**Required work**
Copy every line of the data that contains the string "внебюджетных".

Records from a dataset:
☆ ☆ ☆ ☆

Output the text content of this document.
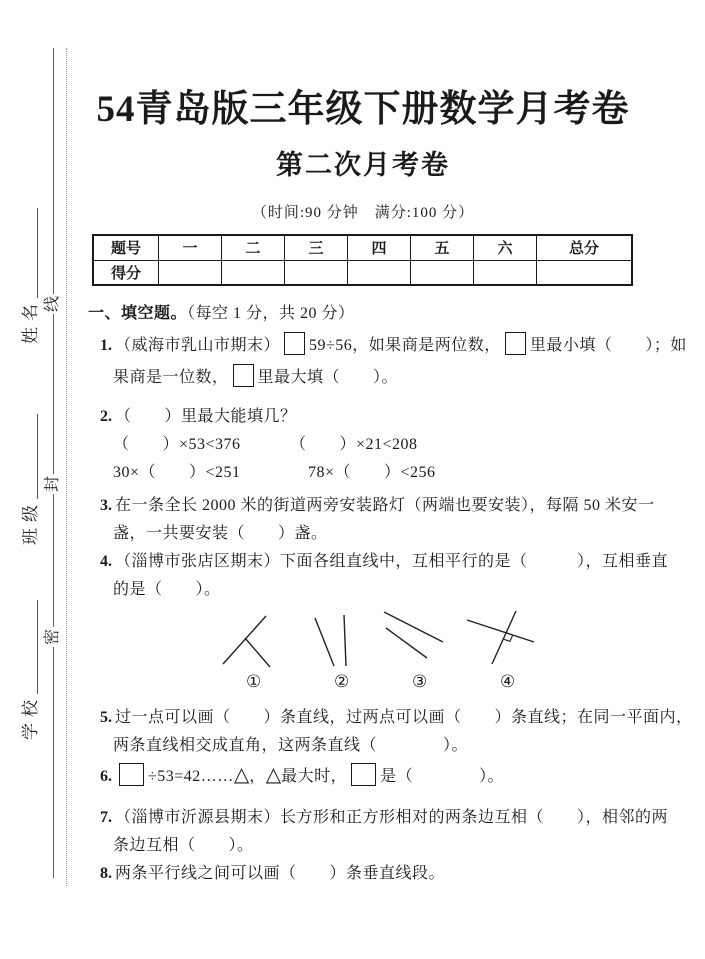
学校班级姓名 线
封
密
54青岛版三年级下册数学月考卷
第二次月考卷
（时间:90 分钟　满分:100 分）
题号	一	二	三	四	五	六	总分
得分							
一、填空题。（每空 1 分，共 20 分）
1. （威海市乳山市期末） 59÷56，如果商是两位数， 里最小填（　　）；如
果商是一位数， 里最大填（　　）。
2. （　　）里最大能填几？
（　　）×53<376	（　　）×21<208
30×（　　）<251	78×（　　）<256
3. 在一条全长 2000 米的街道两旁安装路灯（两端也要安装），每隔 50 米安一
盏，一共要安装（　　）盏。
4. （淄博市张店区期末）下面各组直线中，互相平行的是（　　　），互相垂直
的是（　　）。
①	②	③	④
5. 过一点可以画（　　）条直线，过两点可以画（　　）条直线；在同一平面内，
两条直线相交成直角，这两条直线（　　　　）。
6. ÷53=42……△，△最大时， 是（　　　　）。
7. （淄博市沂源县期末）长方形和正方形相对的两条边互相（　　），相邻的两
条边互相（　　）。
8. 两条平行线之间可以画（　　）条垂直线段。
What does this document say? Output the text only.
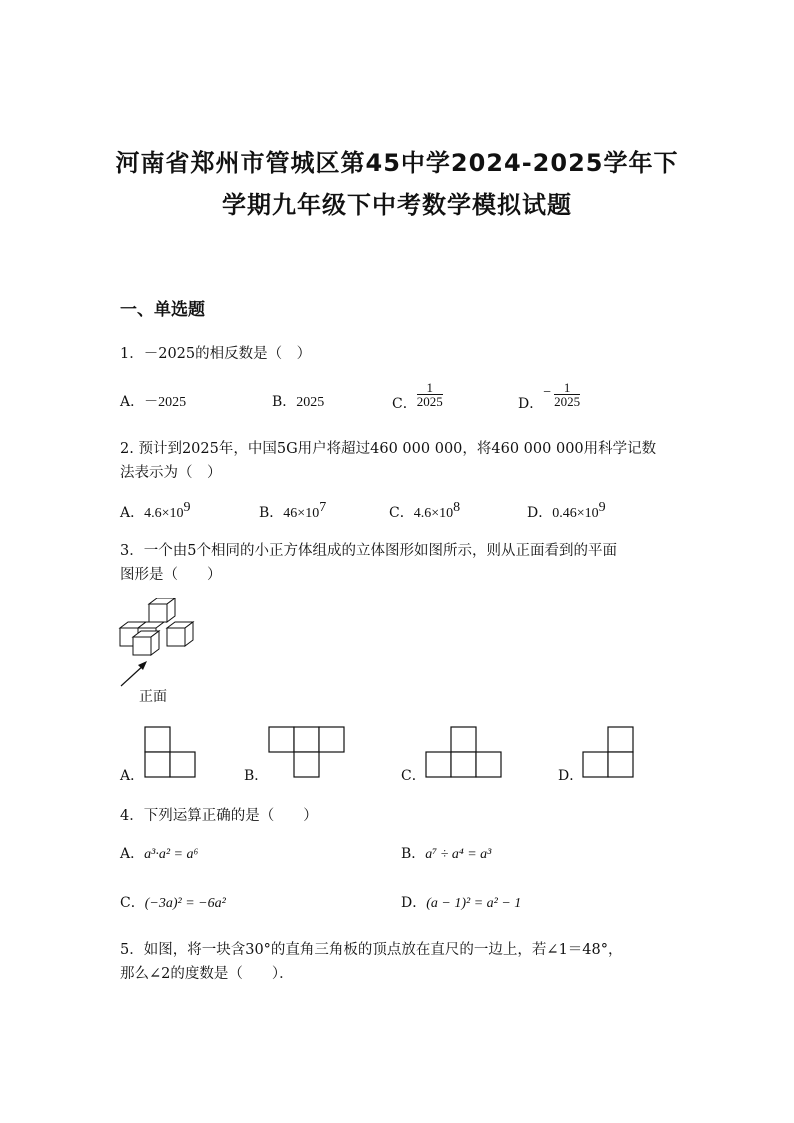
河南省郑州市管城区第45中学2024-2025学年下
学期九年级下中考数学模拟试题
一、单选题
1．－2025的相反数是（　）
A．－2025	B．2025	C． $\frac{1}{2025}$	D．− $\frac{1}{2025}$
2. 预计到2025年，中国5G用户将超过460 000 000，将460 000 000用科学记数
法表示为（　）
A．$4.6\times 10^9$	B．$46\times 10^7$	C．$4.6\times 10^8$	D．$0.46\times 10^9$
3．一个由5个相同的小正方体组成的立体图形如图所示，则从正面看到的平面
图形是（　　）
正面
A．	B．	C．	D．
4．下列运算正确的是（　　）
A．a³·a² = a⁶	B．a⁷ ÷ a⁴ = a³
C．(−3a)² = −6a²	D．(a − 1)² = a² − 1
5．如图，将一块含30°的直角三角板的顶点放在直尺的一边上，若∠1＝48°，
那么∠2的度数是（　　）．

☆ ☆ ☆ ☆

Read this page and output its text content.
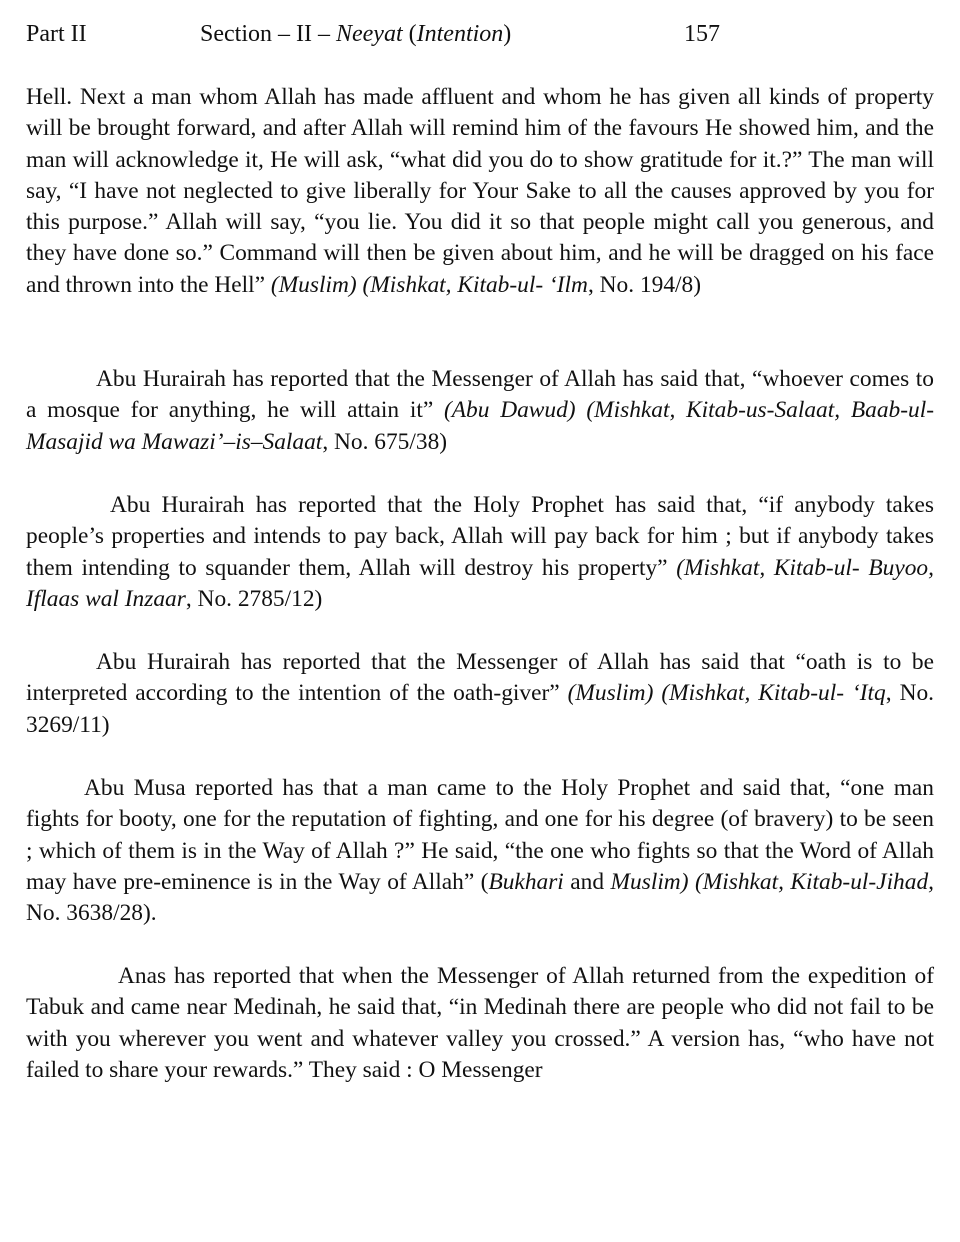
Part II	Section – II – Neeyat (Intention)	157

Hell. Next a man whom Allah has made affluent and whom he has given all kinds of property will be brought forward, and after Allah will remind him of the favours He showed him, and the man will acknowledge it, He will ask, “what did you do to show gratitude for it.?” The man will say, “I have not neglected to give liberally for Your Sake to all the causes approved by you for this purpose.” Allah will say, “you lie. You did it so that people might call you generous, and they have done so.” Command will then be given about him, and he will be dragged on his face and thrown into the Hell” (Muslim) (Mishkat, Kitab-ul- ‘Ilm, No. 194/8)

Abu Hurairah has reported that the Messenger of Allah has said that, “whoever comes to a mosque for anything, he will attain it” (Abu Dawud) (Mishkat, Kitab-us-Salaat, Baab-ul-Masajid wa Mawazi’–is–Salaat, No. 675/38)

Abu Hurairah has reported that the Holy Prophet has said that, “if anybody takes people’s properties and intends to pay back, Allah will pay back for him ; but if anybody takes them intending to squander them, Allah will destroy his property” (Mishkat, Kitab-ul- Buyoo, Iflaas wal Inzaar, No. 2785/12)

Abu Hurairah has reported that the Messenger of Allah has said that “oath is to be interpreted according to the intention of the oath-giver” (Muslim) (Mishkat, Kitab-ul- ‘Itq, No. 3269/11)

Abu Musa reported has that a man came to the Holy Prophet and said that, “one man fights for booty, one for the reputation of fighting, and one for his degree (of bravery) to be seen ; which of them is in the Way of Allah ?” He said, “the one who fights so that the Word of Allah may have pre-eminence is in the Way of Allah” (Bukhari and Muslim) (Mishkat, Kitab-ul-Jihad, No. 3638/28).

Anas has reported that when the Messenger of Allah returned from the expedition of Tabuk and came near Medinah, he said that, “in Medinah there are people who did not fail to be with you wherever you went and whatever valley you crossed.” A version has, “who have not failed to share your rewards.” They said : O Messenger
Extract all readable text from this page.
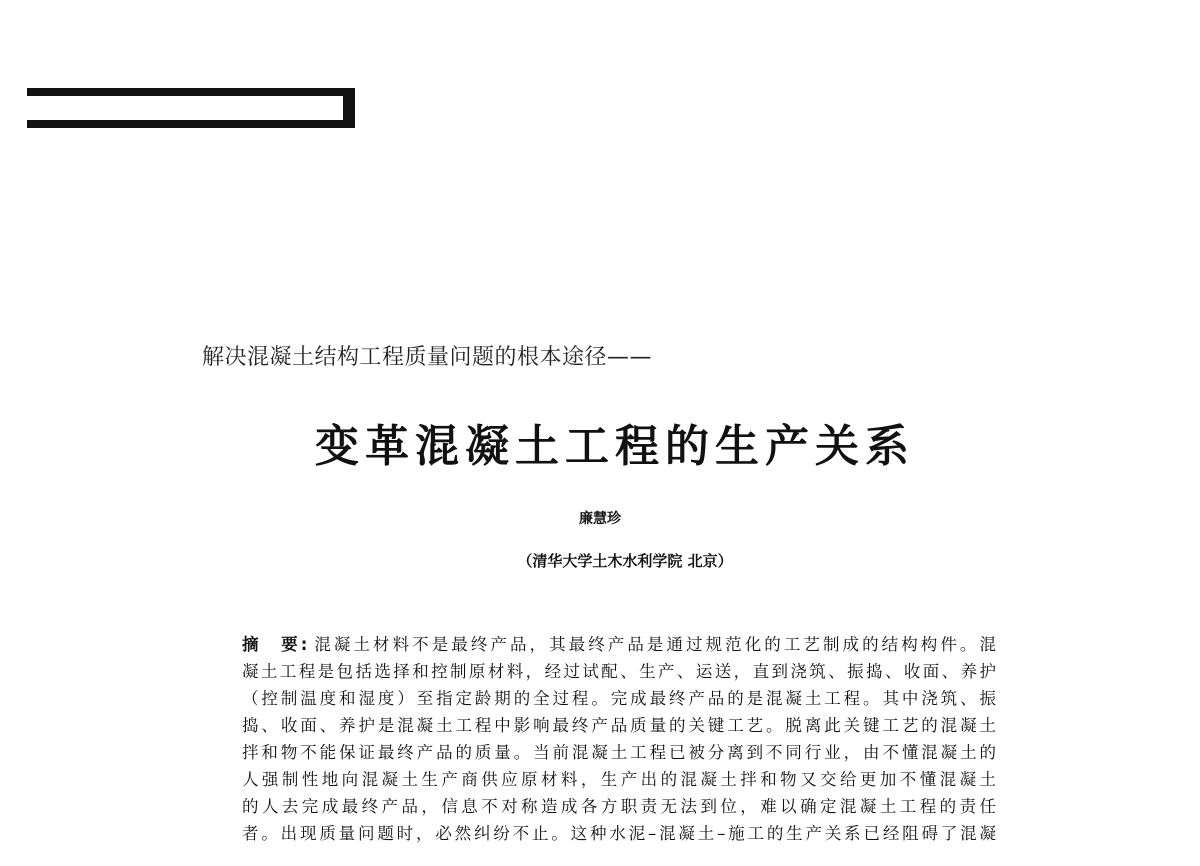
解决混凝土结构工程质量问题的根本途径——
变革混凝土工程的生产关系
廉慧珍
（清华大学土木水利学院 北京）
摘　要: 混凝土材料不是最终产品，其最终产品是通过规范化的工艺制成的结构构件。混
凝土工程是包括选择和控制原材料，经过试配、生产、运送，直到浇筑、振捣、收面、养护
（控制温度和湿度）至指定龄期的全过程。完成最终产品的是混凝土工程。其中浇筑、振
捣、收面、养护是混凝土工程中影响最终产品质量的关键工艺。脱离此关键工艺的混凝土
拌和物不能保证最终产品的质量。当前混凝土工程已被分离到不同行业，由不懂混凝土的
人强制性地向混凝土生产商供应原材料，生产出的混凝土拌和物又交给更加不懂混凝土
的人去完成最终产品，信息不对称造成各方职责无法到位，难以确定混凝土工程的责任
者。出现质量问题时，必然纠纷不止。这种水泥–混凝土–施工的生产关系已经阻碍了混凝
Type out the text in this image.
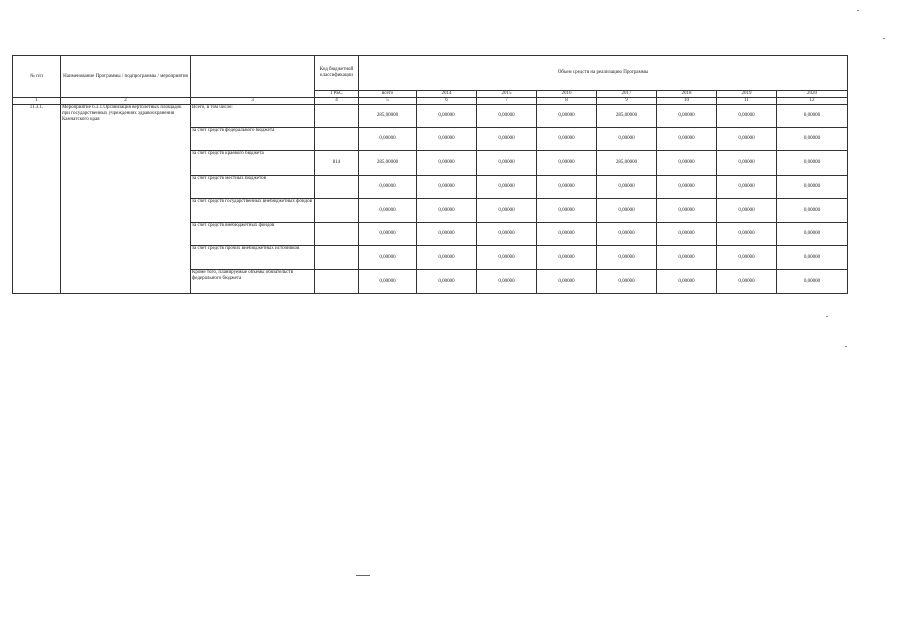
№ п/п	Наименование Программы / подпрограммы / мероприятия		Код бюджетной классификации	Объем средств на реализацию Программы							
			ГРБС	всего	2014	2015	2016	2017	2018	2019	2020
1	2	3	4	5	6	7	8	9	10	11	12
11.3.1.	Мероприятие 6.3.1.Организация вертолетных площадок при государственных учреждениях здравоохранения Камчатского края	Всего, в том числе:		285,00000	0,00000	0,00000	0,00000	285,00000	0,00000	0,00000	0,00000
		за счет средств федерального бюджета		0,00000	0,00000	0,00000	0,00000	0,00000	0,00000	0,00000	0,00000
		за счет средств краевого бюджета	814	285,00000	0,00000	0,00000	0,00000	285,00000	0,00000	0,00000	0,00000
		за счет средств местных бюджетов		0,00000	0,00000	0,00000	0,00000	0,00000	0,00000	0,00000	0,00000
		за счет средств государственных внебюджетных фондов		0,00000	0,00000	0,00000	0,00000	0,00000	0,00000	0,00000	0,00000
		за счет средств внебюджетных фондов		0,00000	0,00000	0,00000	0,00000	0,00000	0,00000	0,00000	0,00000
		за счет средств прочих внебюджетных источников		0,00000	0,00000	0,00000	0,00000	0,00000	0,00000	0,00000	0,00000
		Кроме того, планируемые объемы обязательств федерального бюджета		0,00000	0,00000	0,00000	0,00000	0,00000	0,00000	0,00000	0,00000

☆ ☆ ☆ ☆

**Result of this exercise**
		за счет средств государственных внебюджетных фондов		0,00000	0,00000	0,00000	0,00000	0,00000	0,00000	0,00000	0,00000
		за счет средств внебюджетных фондов		0,00000	0,00000	0,00000	0,00000	0,00000	0,00000	0,00000	0,00000
		за счет средств прочих внебюджетных источников		0,00000	0,00000	0,00000	0,00000	0,00000	0,00000	0,00000	0,00000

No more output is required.